TASK STATEMENT
Using the records below, locate all lines containing "SolidWorks" and return them.

──────── RECORD EXCERPTS

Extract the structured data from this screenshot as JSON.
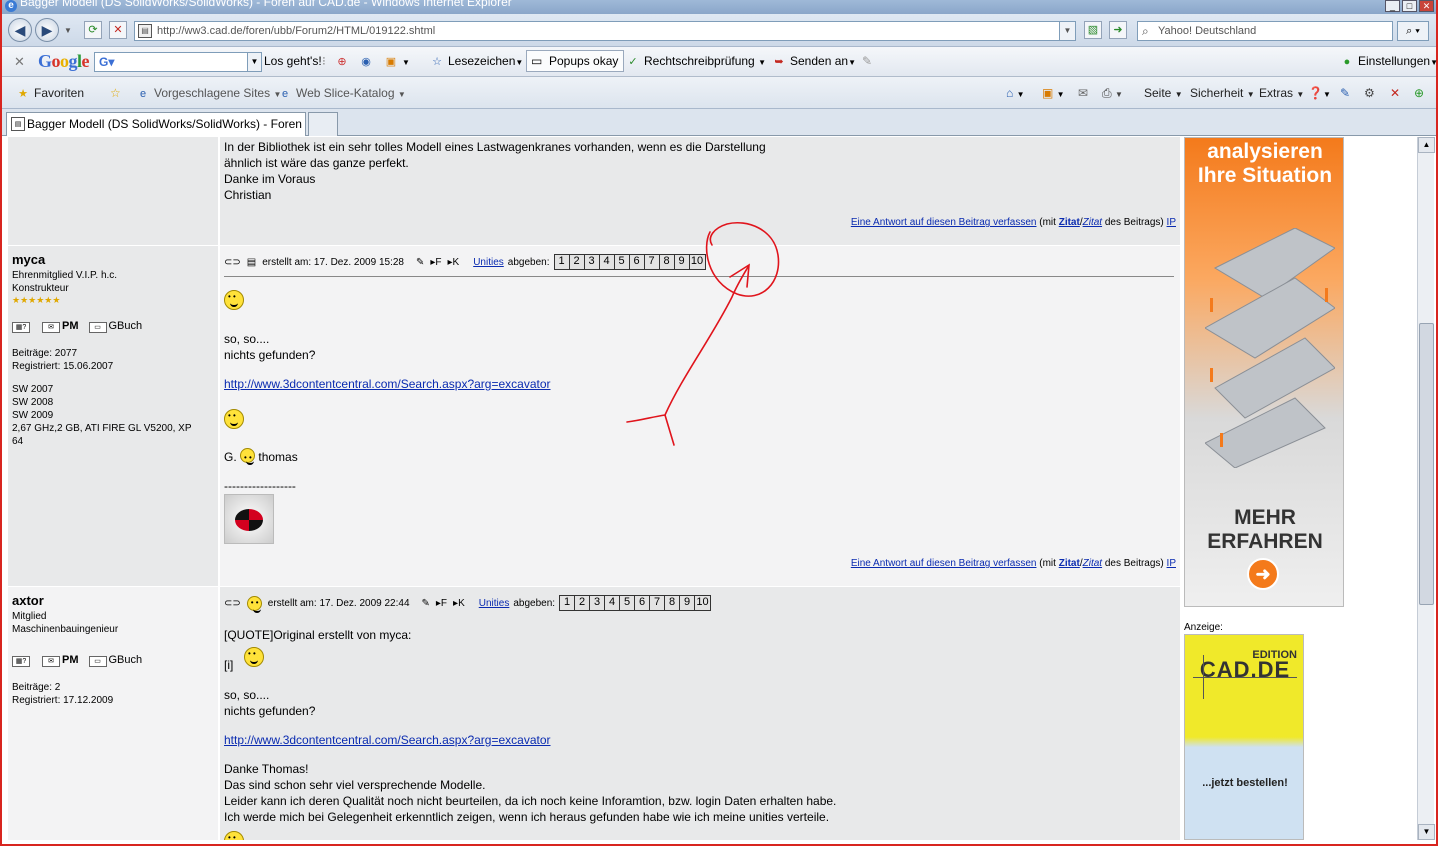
{
  "window": {
    "title": "Bagger Modell (DS SolidWorks/SolidWorks) - Foren auf CAD.de - Windows Internet Explorer"
  },
  "address": {
    "url": "http://ww3.cad.de/foren/ubb/Forum2/HTML/019122.shtml",
    "search_placeholder": "Yahoo! Deutschland"
  },
  "google_toolbar": {
    "logo": "Google",
    "search_value": "G",
    "go_label": "Los geht's!",
    "bookmarks_label": "Lesezeichen",
    "popups_label": "Popups okay",
    "spell_label": "Rechtschreibprüfung",
    "send_label": "Senden an",
    "settings_label": "Einstellungen"
  },
  "favorites_bar": {
    "favorites_label": "Favoriten",
    "suggested_label": "Vorgeschlagene Sites",
    "webslice_label": "Web Slice-Katalog",
    "page_label": "Seite",
    "security_label": "Sicherheit",
    "extras_label": "Extras"
  },
  "tab": {
    "label": "Bagger Modell (DS SolidWorks/SolidWorks) - Foren auf..."
  },
  "post0": {
    "lines": [
      "In der Bibliothek ist ein sehr tolles Modell eines Lastwagenkranes vorhanden, wenn es die Darstellung",
      "ähnlich ist wäre das ganze perfekt.",
      "Danke im Voraus",
      "Christian"
    ]
  },
  "reply": {
    "link": "Eine Antwort auf diesen Beitrag verfassen",
    "mit": "(mit",
    "zitat1": "Zitat",
    "zitat2": "Zitat",
    "des": "des Beitrags)",
    "ip": "IP"
  },
  "meta": {
    "unities_label": "Unities",
    "abgeben_label": "abgeben:",
    "ratings": [
      "1",
      "2",
      "3",
      "4",
      "5",
      "6",
      "7",
      "8",
      "9",
      "10"
    ]
  },
  "post1": {
    "user": "myca",
    "rank": "Ehrenmitglied V.I.P. h.c.",
    "role": "Konstrukteur",
    "stars": "★★★★★★",
    "pm": "PM",
    "gbuch": "GBuch",
    "posts": "Beiträge: 2077",
    "registered": "Registriert: 15.06.2007",
    "sig": [
      "SW 2007",
      "SW 2008",
      "SW 2009",
      "2,67 GHz,2 GB, ATI FIRE GL V5200, XP",
      "64"
    ],
    "date": "erstellt am: 17. Dez. 2009 15:28",
    "line1": "so, so....",
    "line2": "nichts gefunden?",
    "link": "http://www.3dcontentcentral.com/Search.aspx?arg=excavator",
    "greet_g": "G.",
    "greet_name": "thomas",
    "dashes": "------------------"
  },
  "post2": {
    "user": "axtor",
    "rank": "Mitglied",
    "role": "Maschinenbauingenieur",
    "pm": "PM",
    "gbuch": "GBuch",
    "posts": "Beiträge: 2",
    "registered": "Registriert: 17.12.2009",
    "date": "erstellt am: 17. Dez. 2009 22:44",
    "quote": "[QUOTE]Original erstellt von myca:",
    "i": "[i]",
    "line1": "so, so....",
    "line2": "nichts gefunden?",
    "link": "http://www.3dcontentcentral.com/Search.aspx?arg=excavator",
    "thanks": "Danke Thomas!",
    "p1": "Das sind schon sehr viel versprechende Modelle.",
    "p2": "Leider kann ich deren Qualität noch nicht beurteilen, da ich noch keine Inforamtion, bzw. login Daten erhalten habe.",
    "p3": "Ich werde mich bei Gelegenheit erkenntlich zeigen, wenn ich heraus gefunden habe wie ich meine unities verteile."
  },
  "ads": {
    "ad1_line1": "analysieren",
    "ad1_line2": "Ihre Situation",
    "ad1_line3": "MEHR",
    "ad1_line4": "ERFAHREN",
    "anzeige": "Anzeige:",
    "ad2_edition": "EDITION",
    "ad2_brand": "CAD.DE",
    "ad2_cta": "...jetzt bestellen!"
  },
  "annotation": {
    "color": "#e0141c"
  }
}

────────────────

CORRECT ANSWER
    "title": "Bagger Modell (DS SolidWorks/SolidWorks) - Foren auf CAD.de - Windows Internet Explorer"
    "label": "Bagger Modell (DS SolidWorks/SolidWorks) - Foren auf..."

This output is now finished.